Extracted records
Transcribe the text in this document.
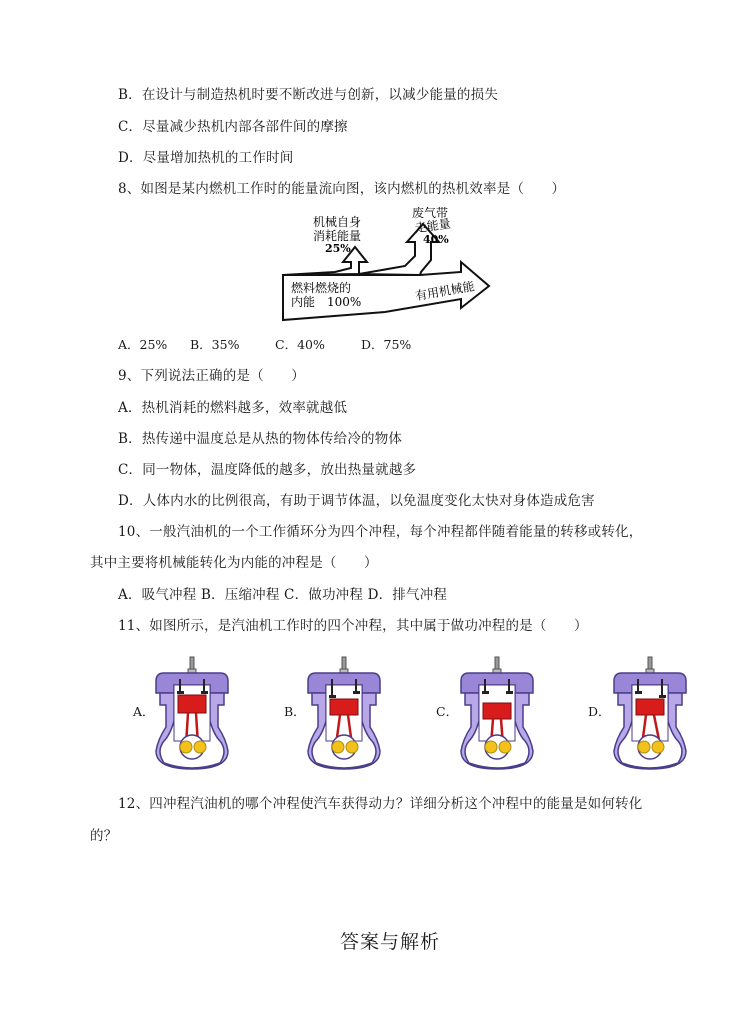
B．在设计与制造热机时要不断改进与创新，以减少能量的损失
C．尽量减少热机内部各部件间的摩擦
D．尽量增加热机的工作时间
8、如图是某内燃机工作时的能量流向图，该内燃机的热机效率是（　　）
机械自身
消耗能量
25%
废气带
走能量
40%
燃料燃烧的
内能　100%	有用机械能
A．25% B．35%	C．40%	D．75%
9、下列说法正确的是（　　）
A．热机消耗的燃料越多，效率就越低
B．热传递中温度总是从热的物体传给冷的物体
C．同一物体，温度降低的越多，放出热量就越多
D．人体内水的比例很高，有助于调节体温，以免温度变化太快对身体造成危害
10、一般汽油机的一个工作循环分为四个冲程，每个冲程都伴随着能量的转移或转化，
其中主要将机械能转化为内能的冲程是（　　）
A．吸气冲程 B．压缩冲程 C．做功冲程 D．排气冲程
11、如图所示，是汽油机工作时的四个冲程，其中属于做功冲程的是（　　）
A．	B．	C．	D．
12、四冲程汽油机的哪个冲程使汽车获得动力？详细分析这个冲程中的能量是如何转化
的？
答案与解析
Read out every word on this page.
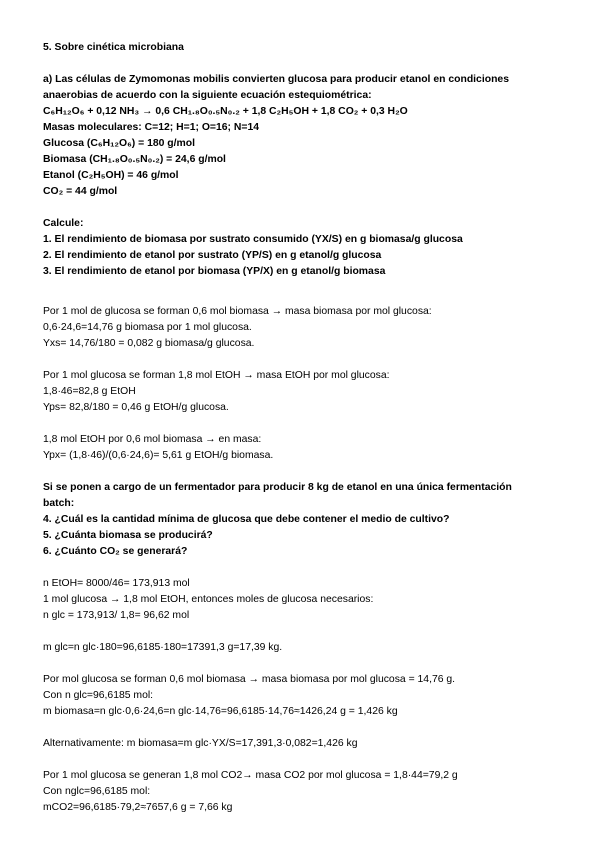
5. Sobre cinética microbiana
a) Las células de Zymomonas mobilis convierten glucosa para producir etanol en condiciones
anaerobias de acuerdo con la siguiente ecuación estequiométrica:
C₆H₁₂O₆ + 0,12 NH₃ → 0,6 CH₁.₈O₀.₅N₀.₂ + 1,8 C₂H₅OH + 1,8 CO₂ + 0,3 H₂O
Masas moleculares: C=12; H=1; O=16; N=14
Glucosa (C₆H₁₂O₆) = 180 g/mol
Biomasa (CH₁.₈O₀.₅N₀.₂) = 24,6 g/mol
Etanol (C₂H₅OH) = 46 g/mol
CO₂ = 44 g/mol
Calcule:
1. El rendimiento de biomasa por sustrato consumido (YX/S) en g biomasa/g glucosa
2. El rendimiento de etanol por sustrato (YP/S) en g etanol/g glucosa
3. El rendimiento de etanol por biomasa (YP/X) en g etanol/g biomasa
Por 1 mol de glucosa se forman 0,6 mol biomasa → masa biomasa por mol glucosa:
0,6·24,6=14,76 g biomasa por 1 mol glucosa.
Yxs= 14,76/180 = 0,082 g biomasa/g glucosa.
Por 1 mol glucosa se forman 1,8 mol EtOH → masa EtOH por mol glucosa:
1,8·46=82,8 g EtOH
Yps= 82,8/180 = 0,46 g EtOH/g glucosa.
1,8 mol EtOH por 0,6 mol biomasa → en masa:
Ypx= (1,8·46)/(0,6·24,6)= 5,61 g EtOH/g biomasa.
Si se ponen a cargo de un fermentador para producir 8 kg de etanol en una única fermentación
batch:
4. ¿Cuál es la cantidad mínima de glucosa que debe contener el medio de cultivo?
5. ¿Cuánta biomasa se producirá?
6. ¿Cuánto CO₂ se generará?
n EtOH= 8000/46= 173,913 mol
1 mol glucosa → 1,8 mol EtOH, entonces moles de glucosa necesarios:
n glc = 173,913/ 1,8= 96,62 mol
m glc=n glc·180=96,6185·180=17391,3 g=17,39 kg.
Por mol glucosa se forman 0,6 mol biomasa → masa biomasa por mol glucosa = 14,76 g.
Con n glc=96,6185 mol:
m biomasa=n glc·0,6·24,6=n glc·14,76=96,6185·14,76≈1426,24 g = 1,426 kg
Alternativamente: m biomasa=m glc·YX/S=17,391,3·0,082=1,426 kg
Por 1 mol glucosa se generan 1,8 mol CO2→ masa CO2 por mol glucosa = 1,8·44=79,2 g
Con nglc=96,6185 mol:
mCO2=96,6185·79,2≈7657,6 g = 7,66 kg
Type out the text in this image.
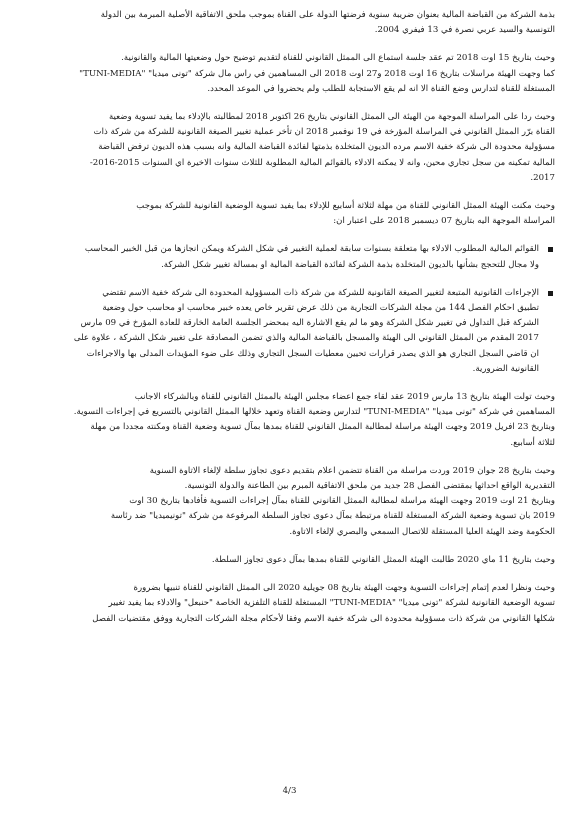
بذمة الشركة من القباضة المالية بعنوان ضريبة سنوية فرضتها الدولة على القناة بموجب ملحق الاتفاقية الأصلية المبرمة بين الدولة
التونسية والسيد عربي نصرة في 13 فيفري 2004.
وحيث بتاريخ 15 اوت 2018 تم عقد جلسة استماع الى الممثل القانوني للقناة لتقديم توضيح حول وضعيتها المالية والقانونية.
كما وجهت الهيئة مراسلات بتاريخ 16 اوت 2018 و27 اوت 2018 الى المساهمين في راس مال شركة "تونى ميديا" "TUNI-MEDIA"
المستغلة للقناة لتدارس وضع القناة الا انه لم يقع الاستجابة للطلب ولم يحضروا في الموعد المحدد.
وحيث ردا على المراسلة الموجهة من الهيئة الى الممثل القانوني بتاريخ 26 اكتوبر 2018 لمطالبته بالإدلاء بما يفيد تسوية وضعية
القناة برّر الممثل القانوني في المراسلة المؤرخة في 19 نوفمبر 2018 ان تأخر عملية تغيير الصيغة القانونية للشركة من شركة ذات
مسؤولية محدودة الى شركة خفية الاسم مرده الديون المتخلدة بذمتها لفائدة القباضة المالية وانه بسبب هذه الديون ترفض القباضة
المالية تمكينه من سجل تجاري محين، وانه لا يمكنه الادلاء بالقوائم المالية المطلوبة للثلاث سنوات الاخيرة اي السنوات 2015-2016-
2017.
وحيث مكنت الهيئة الممثل القانوني للقناة من مهلة لثلاثة أسابيع للإدلاء بما يفيد تسوية الوضعية القانونية للشركة بموجب
المراسلة الموجهة اليه بتاريخ 07 ديسمبر 2018 على اعتبار ان:
القوائم المالية المطلوب الادلاء بها متعلقة بسنوات سابقة لعملية التغيير في شكل الشركة ويمكن انجازها من قبل الخبير المحاسب
ولا مجال للتحجج بشأنها بالديون المتخلدة بذمة الشركة لفائدة القباضة المالية او بمسالة تغيير شكل الشركة.
الإجراءات القانونية المتبعة لتغيير الصيغة القانونية للشركة من شركة ذات المسؤولية المحدودة الى شركة خفية الاسم تقتضي
تطبيق احكام الفصل 144 من مجلة الشركات التجارية من ذلك عرض تقرير خاص يعده خبير محاسب او محاسب حول وضعية
الشركة قبل التداول في تغيير شكل الشركة وهو ما لم يقع الاشارة اليه بمحضر الجلسة العامة الخارقة للعادة المؤرخ في 09 مارس
2017 المقدم من الممثل القانوني الى الهيئة والمسجل بالقباضة المالية والذي تضمن المصادقة على تغيير شكل الشركة ، علاوة على
ان قاضي السجل التجاري هو الذي يصدر قرارات تحيين معطيات السجل التجاري وذلك على ضوء المؤيدات المدلى بها والاجراءات
القانونية الضرورية.
وحيث تولت الهيئة بتاريخ 13 مارس 2019 عقد لقاء جمع اعضاء مجلس الهيئة بالممثل القانوني للقناة وبالشركاء الاجانب
المساهمين في شركة "تونى ميديا" "TUNI-MEDIA" لتدارس وضعية القناة وتعهد خلالها الممثل القانوني بالتسريع في إجراءات التسوية.
وبتاريخ 23 افريل 2019 وجهت الهيئة مراسلة لمطالبة الممثل القانوني للقناة بمدها بمآل تسوية وضعية القناة ومكنته مجددا من مهلة
لثلاثة أسابيع.
وحيث بتاريخ 28 جوان 2019 وردت مراسلة من القناة تتضمن اعلام بتقديم دعوى تجاوز سلطة لإلغاء الاتاوة السنوية
التقديرية الواقع احداثها بمقتضى الفصل 28 جديد من ملحق الاتفاقية المبرم بين الطاعنة والدولة التونسية.
وبتاريخ 21 اوت 2019 وجهت الهيئة مراسلة لمطالبة الممثل القانوني للقناة بمآل إجراءات التسوية فأفادها بتاريخ 30 اوت
2019 بان تسوية وضعية الشركة المستغلة للقناة مرتبطة بمآل دعوى تجاوز السلطة المرفوعة من شركة "تونيميديا" ضد رئاسة
الحكومة وضد الهيئة العليا المستقلة للاتصال السمعي والبصري لإلغاء الاتاوة.
وحيث بتاريخ 11 ماي 2020 طالبت الهيئة الممثل القانوني للقناة بمدها بمآل دعوى تجاوز السلطة.
وحيث ونظرا لعدم إتمام إجراءات التسوية وجهت الهيئة بتاريخ 08 جويلية 2020 الى الممثل القانوني للقناة تنبيها بضرورة
تسوية الوضعية القانونية لشركة "تونى ميديا" "TUNI-MEDIA" المستغلة للقناة التلفزية الخاصة "حنبعل" والادلاء بما يفيد تغيير
شكلها القانوني من شركة ذات مسؤولية محدودة الى شركة خفية الاسم وفقا لأحكام مجلة الشركات التجارية ووفق مقتضيات الفصل
4/3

WHAT IS ASKED >> Pick out the lines above that hold the string "التونسية" and show them.

WRITTEN ANSWER >>
التونسية والسيد عربي نصرة في 13 فيفري 2004.
التقديرية الواقع احداثها بمقتضى الفصل 28 جديد من ملحق الاتفاقية المبرم بين الطاعنة والدولة التونسية.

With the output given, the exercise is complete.